To do => Exclude the pictures and return every line exactly as written.

* begin Data rows *

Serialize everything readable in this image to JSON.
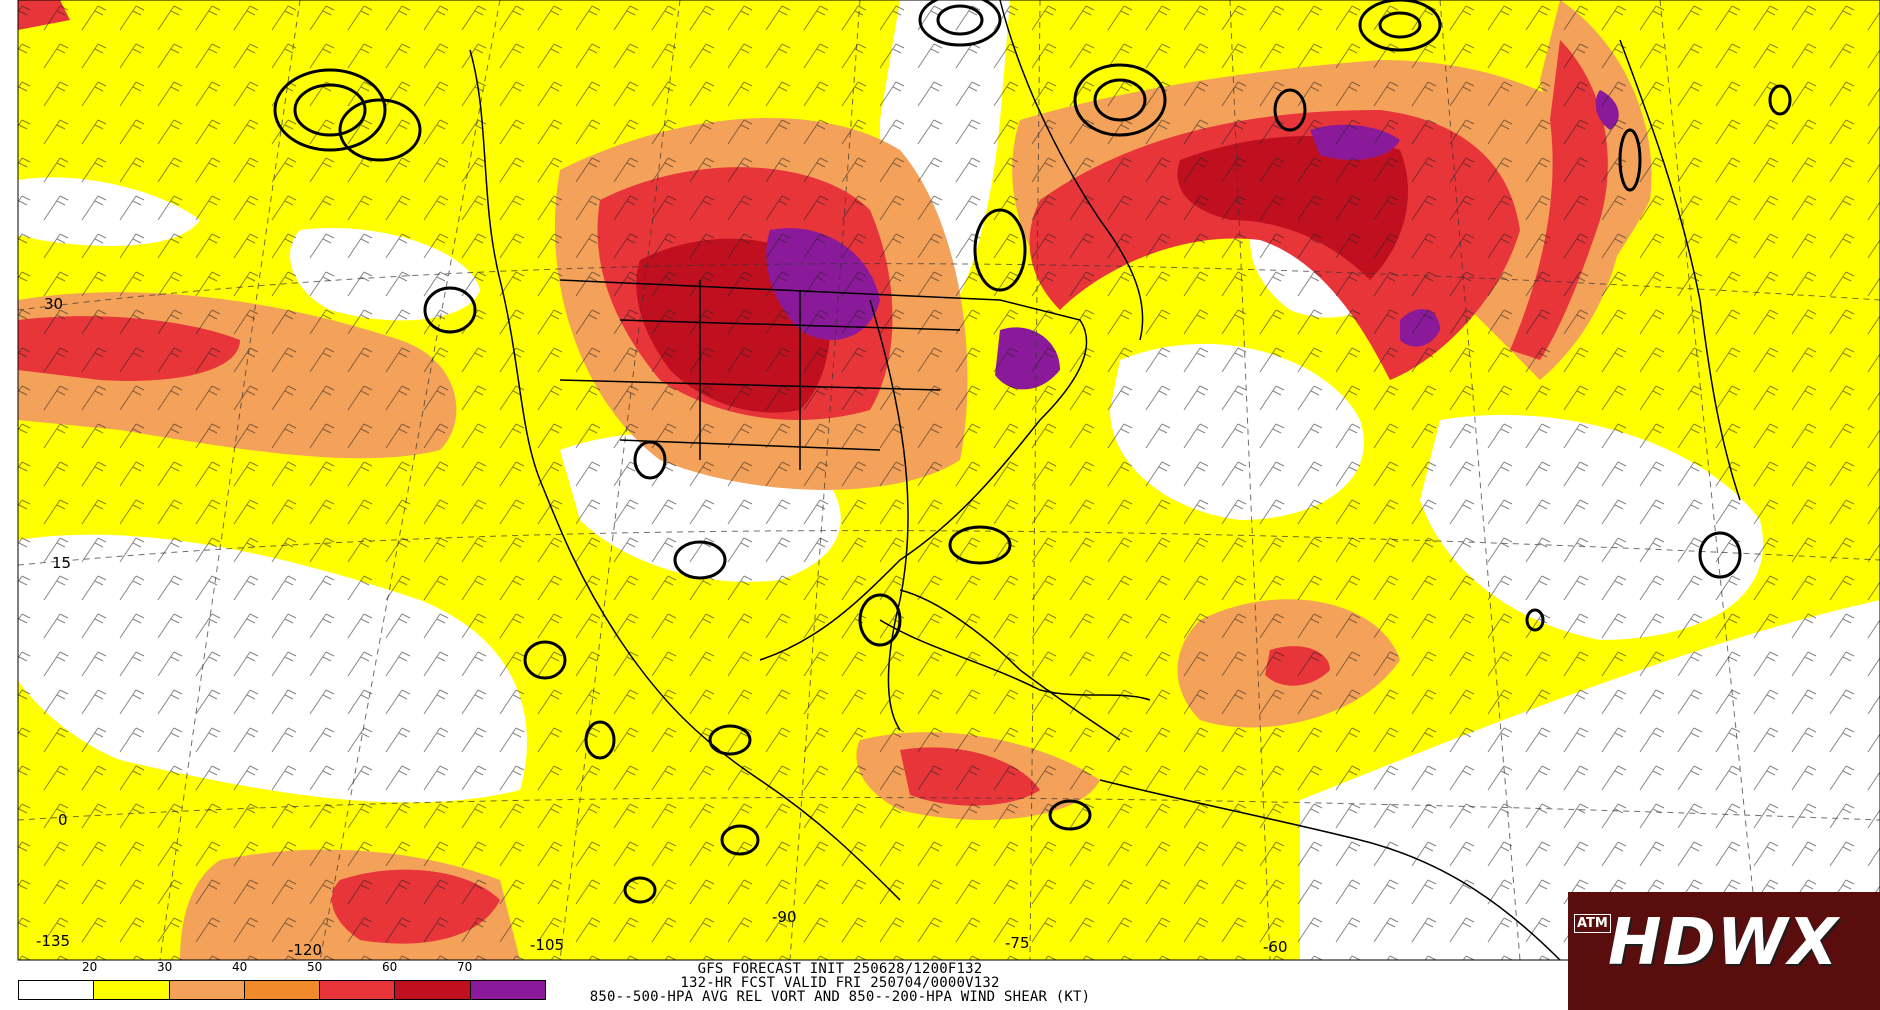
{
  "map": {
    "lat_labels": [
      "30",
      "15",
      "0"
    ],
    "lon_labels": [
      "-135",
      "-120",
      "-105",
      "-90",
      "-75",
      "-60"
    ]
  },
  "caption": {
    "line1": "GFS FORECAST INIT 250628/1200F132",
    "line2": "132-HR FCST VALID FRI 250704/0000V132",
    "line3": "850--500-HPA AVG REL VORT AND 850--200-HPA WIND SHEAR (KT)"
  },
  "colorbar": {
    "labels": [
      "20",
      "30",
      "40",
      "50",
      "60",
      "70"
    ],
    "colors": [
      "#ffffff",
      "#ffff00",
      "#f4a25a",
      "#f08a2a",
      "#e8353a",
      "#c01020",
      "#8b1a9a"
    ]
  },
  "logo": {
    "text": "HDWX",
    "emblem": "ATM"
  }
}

* end Data rows *

Response =>
Serialize everything readable in this image to JSON.
{
  "map": {
    "lat_labels": [
      "30",
      "15",
      "0"
    ],
    "lon_labels": [
      "-135",
      "-120",
      "-105",
      "-90",
      "-75",
      "-60"
    ]
  },
  "caption": {
    "line1": "GFS FORECAST INIT 250628/1200F132",
    "line2": "132-HR FCST VALID FRI 250704/0000V132",
    "line3": "850--500-HPA AVG REL VORT AND 850--200-HPA WIND SHEAR (KT)"
  },
  "colorbar": {
    "labels": [
      "20",
      "30",
      "40",
      "50",
      "60",
      "70"
    ],
    "colors": [
      "#ffffff",
      "#ffff00",
      "#f4a25a",
      "#f08a2a",
      "#e8353a",
      "#c01020",
      "#8b1a9a"
    ]
  },
  "logo": {
    "text": "HDWX",
    "emblem": "ATM"
  }
}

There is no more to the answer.